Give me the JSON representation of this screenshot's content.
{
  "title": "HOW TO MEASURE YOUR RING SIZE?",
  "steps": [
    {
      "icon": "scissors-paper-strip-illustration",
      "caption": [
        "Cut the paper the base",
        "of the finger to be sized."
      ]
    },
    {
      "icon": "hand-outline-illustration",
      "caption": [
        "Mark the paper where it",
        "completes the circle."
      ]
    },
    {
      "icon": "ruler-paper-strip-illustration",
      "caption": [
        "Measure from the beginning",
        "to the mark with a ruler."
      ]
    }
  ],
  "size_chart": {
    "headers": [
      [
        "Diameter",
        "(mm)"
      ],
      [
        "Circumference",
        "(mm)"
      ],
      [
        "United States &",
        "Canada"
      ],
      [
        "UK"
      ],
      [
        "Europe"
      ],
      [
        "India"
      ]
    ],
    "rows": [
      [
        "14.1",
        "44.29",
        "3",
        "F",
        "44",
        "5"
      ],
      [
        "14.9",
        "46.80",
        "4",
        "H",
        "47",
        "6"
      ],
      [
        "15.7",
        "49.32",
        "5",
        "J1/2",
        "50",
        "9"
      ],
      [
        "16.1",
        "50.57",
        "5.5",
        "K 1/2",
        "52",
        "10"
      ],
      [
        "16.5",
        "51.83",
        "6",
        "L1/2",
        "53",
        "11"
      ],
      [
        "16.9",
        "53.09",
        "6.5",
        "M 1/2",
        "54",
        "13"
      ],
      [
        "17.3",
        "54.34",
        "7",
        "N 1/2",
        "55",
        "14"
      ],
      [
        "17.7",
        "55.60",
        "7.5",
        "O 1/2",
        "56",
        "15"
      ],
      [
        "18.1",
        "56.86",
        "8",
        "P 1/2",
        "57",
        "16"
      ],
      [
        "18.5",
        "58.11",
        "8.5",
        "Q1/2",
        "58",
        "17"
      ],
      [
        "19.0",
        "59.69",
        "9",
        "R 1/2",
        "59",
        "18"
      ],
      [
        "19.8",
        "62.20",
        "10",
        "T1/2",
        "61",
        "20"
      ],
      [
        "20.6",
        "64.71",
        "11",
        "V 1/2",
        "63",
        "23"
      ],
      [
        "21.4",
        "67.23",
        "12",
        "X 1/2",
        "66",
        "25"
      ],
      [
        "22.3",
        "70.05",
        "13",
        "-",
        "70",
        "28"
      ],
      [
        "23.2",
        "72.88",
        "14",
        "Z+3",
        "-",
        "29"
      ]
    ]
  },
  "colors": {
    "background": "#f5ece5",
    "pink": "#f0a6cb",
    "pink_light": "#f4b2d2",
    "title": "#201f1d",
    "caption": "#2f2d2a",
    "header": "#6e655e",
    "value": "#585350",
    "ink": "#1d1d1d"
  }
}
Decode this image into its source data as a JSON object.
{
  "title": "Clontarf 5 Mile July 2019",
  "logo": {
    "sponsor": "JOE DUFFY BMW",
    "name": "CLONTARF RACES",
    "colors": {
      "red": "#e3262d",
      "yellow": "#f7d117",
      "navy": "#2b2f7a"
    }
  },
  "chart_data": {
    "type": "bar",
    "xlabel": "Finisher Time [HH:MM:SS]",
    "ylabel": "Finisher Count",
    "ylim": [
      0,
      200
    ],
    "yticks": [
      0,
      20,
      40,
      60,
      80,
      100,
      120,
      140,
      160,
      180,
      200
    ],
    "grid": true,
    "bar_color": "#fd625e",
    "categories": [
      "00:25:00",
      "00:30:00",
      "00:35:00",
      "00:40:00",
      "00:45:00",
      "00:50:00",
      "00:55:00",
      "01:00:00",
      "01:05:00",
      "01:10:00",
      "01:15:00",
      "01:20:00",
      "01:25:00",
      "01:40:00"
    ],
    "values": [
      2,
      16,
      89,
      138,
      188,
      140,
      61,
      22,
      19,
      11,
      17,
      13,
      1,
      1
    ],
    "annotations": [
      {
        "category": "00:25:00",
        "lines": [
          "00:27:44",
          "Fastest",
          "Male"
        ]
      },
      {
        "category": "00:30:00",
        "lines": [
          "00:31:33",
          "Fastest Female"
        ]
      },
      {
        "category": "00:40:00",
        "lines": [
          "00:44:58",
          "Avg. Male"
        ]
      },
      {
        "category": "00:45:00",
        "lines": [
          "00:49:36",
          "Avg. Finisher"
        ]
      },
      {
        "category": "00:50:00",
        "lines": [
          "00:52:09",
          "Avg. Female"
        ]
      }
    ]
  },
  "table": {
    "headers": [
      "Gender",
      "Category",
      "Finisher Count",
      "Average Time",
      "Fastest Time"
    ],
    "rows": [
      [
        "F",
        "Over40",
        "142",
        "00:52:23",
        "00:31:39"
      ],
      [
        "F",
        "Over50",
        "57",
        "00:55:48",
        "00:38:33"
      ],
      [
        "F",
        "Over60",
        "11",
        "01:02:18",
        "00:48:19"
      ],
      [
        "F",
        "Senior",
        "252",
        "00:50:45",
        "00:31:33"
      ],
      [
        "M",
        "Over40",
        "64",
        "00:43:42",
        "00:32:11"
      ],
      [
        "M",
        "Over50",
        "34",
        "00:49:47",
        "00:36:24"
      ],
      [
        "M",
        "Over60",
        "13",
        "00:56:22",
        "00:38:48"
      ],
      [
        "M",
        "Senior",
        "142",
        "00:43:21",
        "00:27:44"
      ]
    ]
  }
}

> **REQUIREMENT**
Copy every line of the listing where the word "Fastest" appears.

> **THE OUTPUT**
          "Fastest",
          "Fastest Female"
      "Fastest Time"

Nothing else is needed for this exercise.